* **任务说明**
把下面全部条目逐行照原样抄写出来，答案中不要包含图片。

区域边界数据
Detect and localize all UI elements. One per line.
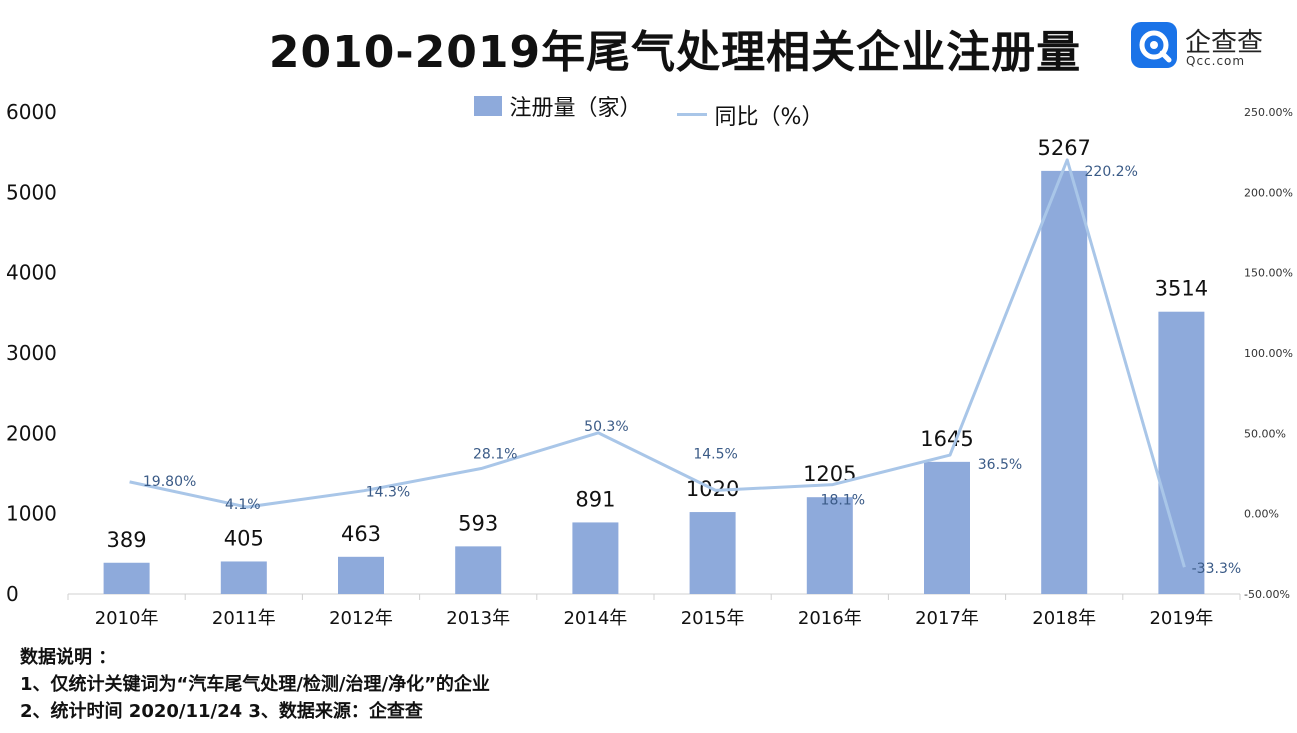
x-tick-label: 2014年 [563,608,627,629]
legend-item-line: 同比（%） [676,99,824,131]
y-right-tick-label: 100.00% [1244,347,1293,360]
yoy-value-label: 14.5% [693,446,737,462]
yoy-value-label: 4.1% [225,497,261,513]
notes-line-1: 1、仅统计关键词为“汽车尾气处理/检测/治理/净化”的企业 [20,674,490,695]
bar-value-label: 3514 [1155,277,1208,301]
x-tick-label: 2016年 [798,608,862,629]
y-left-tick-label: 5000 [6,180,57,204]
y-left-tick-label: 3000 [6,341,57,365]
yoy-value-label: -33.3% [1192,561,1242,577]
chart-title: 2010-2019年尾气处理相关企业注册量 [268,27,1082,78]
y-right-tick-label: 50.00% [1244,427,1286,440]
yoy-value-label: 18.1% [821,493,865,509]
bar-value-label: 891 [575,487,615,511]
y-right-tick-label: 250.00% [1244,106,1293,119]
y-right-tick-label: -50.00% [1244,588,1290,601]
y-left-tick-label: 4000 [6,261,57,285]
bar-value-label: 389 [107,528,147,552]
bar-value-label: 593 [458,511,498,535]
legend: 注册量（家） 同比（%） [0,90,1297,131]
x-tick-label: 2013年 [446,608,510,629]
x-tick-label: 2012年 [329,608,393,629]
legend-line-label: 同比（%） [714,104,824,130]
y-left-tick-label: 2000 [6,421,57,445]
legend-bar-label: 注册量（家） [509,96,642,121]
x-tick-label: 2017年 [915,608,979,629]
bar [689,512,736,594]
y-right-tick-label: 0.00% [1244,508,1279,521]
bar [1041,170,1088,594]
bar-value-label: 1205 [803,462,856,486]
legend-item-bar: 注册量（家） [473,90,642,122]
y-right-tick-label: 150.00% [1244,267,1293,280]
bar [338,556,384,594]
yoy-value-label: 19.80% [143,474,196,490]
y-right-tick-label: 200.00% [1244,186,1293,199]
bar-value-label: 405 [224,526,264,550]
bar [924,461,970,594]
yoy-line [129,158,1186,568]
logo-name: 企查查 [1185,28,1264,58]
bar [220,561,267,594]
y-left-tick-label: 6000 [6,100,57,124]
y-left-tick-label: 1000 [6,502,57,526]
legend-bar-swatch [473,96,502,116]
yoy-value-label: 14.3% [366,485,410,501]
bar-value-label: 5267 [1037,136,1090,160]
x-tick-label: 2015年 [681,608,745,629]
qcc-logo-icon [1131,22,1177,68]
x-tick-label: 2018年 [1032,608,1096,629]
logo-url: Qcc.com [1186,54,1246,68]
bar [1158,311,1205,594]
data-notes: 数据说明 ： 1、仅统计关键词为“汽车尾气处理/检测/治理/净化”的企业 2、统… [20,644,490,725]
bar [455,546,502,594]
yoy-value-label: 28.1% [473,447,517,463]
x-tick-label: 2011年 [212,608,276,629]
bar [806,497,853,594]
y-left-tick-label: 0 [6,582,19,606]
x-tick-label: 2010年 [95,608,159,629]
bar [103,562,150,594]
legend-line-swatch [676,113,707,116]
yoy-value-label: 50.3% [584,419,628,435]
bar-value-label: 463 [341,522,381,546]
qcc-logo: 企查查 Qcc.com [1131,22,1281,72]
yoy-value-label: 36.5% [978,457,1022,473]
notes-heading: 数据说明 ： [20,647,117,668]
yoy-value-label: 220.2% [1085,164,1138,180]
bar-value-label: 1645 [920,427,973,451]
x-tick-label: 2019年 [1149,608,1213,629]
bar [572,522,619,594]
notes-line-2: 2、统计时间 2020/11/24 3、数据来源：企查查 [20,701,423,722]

* **本题解答**
Detect and localize all UI elements. One per line.
x-tick-label: 2014年 [563,608,627,629]
legend-item-line: 同比（%） [676,99,824,131]
y-right-tick-label: 100.00% [1244,347,1293,360]
yoy-value-label: 14.5% [693,446,737,462]
yoy-value-label: 4.1% [225,497,261,513]
notes-line-1: 1、仅统计关键词为“汽车尾气处理/检测/治理/净化”的企业 [20,674,490,695]
bar-value-label: 3514 [1155,277,1208,301]
x-tick-label: 2016年 [798,608,862,629]
y-left-tick-label: 5000 [6,180,57,204]
y-left-tick-label: 3000 [6,341,57,365]
yoy-value-label: -33.3% [1192,561,1242,577]
chart-title: 2010-2019年尾气处理相关企业注册量 [268,27,1082,78]
y-right-tick-label: 50.00% [1244,427,1286,440]
yoy-value-label: 18.1% [821,493,865,509]
bar-value-label: 891 [575,487,615,511]
y-right-tick-label: 250.00% [1244,106,1293,119]
y-right-tick-label: -50.00% [1244,588,1290,601]
y-left-tick-label: 4000 [6,261,57,285]
bar-value-label: 389 [107,528,147,552]
bar-value-label: 593 [458,511,498,535]
legend: 注册量（家） 同比（%） [0,90,1297,131]
x-tick-label: 2013年 [446,608,510,629]
x-tick-label: 2012年 [329,608,393,629]
legend-line-label: 同比（%） [714,104,824,130]
y-left-tick-label: 2000 [6,421,57,445]
legend-bar-label: 注册量（家） [509,96,642,121]
x-tick-label: 2017年 [915,608,979,629]
bar [689,512,736,594]
y-right-tick-label: 0.00% [1244,508,1279,521]
bar [1041,170,1088,594]
bar-value-label: 1205 [803,462,856,486]
legend-item-bar: 注册量（家） [473,90,642,122]
y-right-tick-label: 150.00% [1244,267,1293,280]
bar [338,556,384,594]
yoy-value-label: 19.80% [143,474,196,490]
y-right-tick-label: 200.00% [1244,186,1293,199]
bar-value-label: 405 [224,526,264,550]
bar [924,461,970,594]
yoy-line [129,158,1186,568]
logo-name: 企查查 [1185,28,1264,58]
bar [220,561,267,594]
y-left-tick-label: 6000 [6,100,57,124]
y-left-tick-label: 1000 [6,502,57,526]
legend-bar-swatch [473,96,502,116]
yoy-value-label: 14.3% [366,485,410,501]
bar-value-label: 5267 [1037,136,1090,160]
x-tick-label: 2015年 [681,608,745,629]
qcc-logo-icon [1131,22,1177,68]
x-tick-label: 2018年 [1032,608,1096,629]
logo-url: Qcc.com [1186,54,1246,68]
bar [1158,311,1205,594]
data-notes: 数据说明 ： 1、仅统计关键词为“汽车尾气处理/检测/治理/净化”的企业 2、统… [20,644,490,725]
bar [455,546,502,594]
yoy-value-label: 28.1% [473,447,517,463]
x-tick-label: 2011年 [212,608,276,629]
bar [806,497,853,594]
y-left-tick-label: 0 [6,582,19,606]
x-tick-label: 2010年 [95,608,159,629]
bar [103,562,150,594]
legend-line-swatch [676,113,707,116]
yoy-value-label: 50.3% [584,419,628,435]
bar-value-label: 463 [341,522,381,546]
qcc-logo: 企查查 Qcc.com [1131,22,1281,72]
yoy-value-label: 36.5% [978,457,1022,473]
notes-heading: 数据说明 ： [20,647,117,668]
yoy-value-label: 220.2% [1085,164,1138,180]
bar-value-label: 1645 [920,427,973,451]
x-tick-label: 2019年 [1149,608,1213,629]
bar [572,522,619,594]
notes-line-2: 2、统计时间 2020/11/24 3、数据来源：企查查 [20,701,423,722]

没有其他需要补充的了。